Source excerpt:
Left Phoenix at 11:30 pm, after filling gas tank and checking oil. Drove through the night, heading to San Diego via I-8. Monitored XM radio, channel 247, which was rebroadcasting feed from KOGO in San Diego.

Saw first glow from the fires from just west of El Centro, approximately 100 miles away. Saw first fires around Alpine, CA, just before sunrise.

Wednesday, October 24:

Arrived in El Cajon around 0630. Refueled gas tank and filled spare tanks. Called brother who lives in El Cajon to let him know how close the fires were. He's packed and ready to leave. His plan was to head East, and go to Phoenix to stay with me. Arrived at Qualcomm Stadium around 0730. Parked the van near a fenced area at the far end of the parking lot. I walked into the fenced area, and spoke to a person who appeared in
charge (carrying a clip board). After about 5 minutes of instruction, I began helping.

Requirements: Reproduce the entire fire trip log above word for word.

Extracted data:
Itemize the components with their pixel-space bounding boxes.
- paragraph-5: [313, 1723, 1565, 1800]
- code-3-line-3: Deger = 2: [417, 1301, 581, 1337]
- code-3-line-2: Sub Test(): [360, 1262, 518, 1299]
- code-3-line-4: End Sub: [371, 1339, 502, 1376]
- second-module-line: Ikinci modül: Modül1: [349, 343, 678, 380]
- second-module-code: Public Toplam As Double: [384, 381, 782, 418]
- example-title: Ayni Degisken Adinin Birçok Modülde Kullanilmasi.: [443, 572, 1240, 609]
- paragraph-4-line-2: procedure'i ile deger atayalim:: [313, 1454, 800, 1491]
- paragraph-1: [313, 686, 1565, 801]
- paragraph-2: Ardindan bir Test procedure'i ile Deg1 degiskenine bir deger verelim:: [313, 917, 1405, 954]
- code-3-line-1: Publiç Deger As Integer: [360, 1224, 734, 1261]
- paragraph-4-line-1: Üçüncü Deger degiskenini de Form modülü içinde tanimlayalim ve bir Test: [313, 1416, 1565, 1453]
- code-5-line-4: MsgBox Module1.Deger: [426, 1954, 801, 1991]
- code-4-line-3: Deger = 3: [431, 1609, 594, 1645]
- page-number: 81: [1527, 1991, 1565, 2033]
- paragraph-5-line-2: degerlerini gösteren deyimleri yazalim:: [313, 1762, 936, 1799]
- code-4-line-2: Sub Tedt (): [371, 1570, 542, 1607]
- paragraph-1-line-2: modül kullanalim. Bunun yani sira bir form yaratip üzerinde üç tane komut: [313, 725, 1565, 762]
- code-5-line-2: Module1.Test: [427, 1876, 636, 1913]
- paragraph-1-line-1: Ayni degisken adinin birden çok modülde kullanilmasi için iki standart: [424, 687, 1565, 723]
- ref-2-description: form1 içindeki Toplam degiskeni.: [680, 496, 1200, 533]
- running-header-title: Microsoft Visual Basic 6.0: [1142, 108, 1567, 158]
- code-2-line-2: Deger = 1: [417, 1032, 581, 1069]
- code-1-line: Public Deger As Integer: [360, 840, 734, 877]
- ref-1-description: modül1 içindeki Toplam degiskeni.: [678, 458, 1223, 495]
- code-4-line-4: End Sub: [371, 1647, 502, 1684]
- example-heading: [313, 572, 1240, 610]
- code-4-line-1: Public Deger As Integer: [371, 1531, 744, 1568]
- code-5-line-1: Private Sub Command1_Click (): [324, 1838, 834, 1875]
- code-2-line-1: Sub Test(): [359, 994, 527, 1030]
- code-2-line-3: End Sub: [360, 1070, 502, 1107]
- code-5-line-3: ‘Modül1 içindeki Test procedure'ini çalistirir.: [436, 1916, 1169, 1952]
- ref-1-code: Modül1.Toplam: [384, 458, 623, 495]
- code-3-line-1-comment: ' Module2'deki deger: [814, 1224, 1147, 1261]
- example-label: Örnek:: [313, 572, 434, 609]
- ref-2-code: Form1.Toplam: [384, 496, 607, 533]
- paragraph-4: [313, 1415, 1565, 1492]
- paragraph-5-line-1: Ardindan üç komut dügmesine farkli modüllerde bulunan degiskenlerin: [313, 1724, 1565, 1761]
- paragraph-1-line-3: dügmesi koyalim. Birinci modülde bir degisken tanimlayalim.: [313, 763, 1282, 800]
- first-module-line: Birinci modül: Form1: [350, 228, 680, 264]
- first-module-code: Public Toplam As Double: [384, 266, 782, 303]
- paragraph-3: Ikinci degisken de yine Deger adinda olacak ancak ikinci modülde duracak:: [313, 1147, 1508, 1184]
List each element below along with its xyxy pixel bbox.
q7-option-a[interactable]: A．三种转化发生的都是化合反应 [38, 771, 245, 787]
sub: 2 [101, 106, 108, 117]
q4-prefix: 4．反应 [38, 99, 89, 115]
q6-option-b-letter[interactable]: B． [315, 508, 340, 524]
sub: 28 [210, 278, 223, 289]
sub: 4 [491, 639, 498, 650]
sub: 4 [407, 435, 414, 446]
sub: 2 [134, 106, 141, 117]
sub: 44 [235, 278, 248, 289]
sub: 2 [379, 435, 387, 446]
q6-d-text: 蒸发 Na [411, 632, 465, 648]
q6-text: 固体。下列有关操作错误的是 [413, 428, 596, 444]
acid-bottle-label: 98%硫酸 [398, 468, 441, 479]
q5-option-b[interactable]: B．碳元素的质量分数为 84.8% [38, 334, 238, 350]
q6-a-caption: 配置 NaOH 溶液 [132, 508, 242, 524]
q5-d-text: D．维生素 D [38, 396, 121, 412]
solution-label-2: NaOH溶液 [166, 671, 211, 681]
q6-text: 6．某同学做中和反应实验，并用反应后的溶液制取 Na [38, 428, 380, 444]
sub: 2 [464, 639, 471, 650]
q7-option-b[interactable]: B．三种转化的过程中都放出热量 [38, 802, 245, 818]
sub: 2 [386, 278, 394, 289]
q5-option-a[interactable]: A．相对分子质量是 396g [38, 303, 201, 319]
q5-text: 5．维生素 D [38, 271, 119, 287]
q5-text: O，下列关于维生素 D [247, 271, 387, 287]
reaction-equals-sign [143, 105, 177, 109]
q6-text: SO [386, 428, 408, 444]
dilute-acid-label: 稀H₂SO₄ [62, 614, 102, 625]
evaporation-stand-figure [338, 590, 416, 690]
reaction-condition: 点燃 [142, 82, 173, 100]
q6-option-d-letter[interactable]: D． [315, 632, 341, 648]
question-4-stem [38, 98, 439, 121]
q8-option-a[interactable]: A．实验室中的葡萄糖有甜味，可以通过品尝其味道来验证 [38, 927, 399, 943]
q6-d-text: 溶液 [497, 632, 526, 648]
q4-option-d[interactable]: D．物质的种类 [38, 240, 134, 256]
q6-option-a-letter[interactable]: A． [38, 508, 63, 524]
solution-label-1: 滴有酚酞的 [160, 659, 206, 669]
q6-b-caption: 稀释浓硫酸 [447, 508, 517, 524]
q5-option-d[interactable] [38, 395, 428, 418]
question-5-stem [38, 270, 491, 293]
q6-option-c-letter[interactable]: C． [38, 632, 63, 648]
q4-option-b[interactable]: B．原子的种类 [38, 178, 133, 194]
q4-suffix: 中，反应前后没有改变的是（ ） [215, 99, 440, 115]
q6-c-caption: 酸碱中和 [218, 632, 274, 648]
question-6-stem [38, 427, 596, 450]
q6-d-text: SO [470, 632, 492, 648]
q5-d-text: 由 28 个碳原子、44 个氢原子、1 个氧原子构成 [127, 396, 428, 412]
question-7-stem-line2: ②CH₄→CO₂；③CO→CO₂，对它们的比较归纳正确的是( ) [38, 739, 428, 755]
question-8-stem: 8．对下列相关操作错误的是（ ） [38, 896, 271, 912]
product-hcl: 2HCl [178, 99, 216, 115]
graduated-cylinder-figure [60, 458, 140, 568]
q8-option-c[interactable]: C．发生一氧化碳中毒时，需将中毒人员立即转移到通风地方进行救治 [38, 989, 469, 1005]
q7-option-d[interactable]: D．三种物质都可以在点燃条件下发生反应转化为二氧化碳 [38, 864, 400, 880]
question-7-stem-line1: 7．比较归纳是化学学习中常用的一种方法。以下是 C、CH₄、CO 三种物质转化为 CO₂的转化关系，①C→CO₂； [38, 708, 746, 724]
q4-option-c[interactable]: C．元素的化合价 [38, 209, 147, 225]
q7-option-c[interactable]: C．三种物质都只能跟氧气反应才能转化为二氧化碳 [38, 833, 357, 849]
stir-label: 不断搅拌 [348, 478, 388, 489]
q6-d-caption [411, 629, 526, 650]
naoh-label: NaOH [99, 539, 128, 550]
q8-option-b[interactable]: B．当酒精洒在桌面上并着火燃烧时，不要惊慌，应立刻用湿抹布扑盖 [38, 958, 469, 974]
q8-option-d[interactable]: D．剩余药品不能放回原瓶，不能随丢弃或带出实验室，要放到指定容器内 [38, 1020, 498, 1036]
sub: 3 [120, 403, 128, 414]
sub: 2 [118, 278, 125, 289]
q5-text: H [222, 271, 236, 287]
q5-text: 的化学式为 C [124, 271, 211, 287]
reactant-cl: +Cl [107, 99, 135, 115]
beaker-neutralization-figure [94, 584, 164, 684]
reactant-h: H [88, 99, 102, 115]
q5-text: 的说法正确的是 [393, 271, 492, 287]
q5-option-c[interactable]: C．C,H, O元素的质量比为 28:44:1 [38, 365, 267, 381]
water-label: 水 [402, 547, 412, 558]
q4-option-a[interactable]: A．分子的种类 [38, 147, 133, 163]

Output of the exercise:
Left Phoenix at 11:30 pm, after filling gas tank and checking oil. Drove through the night, heading to San Diego via I-8. Monitored XM radio, channel 247, which was rebroadcasting feed from KOGO in San Diego.

Saw first glow from the fires from just west of El Centro, approximately 100 miles away. Saw first fires around Alpine, CA, just before sunrise.

Wednesday, October 24:

Arrived in El Cajon around 0630. Refueled gas tank and filled spare tanks. Called brother who lives in El Cajon to let him know how close the fires were. He's packed and ready to leave. His plan was to head East, and go to Phoenix to stay with me. Arrived at Qualcomm Stadium around 0730. Parked the van near a fenced area at the far end of the parking lot. I walked into the fenced area, and spoke to a person who appeared in
charge (carrying a clip board). After about 5 minutes of instruction, I began helping.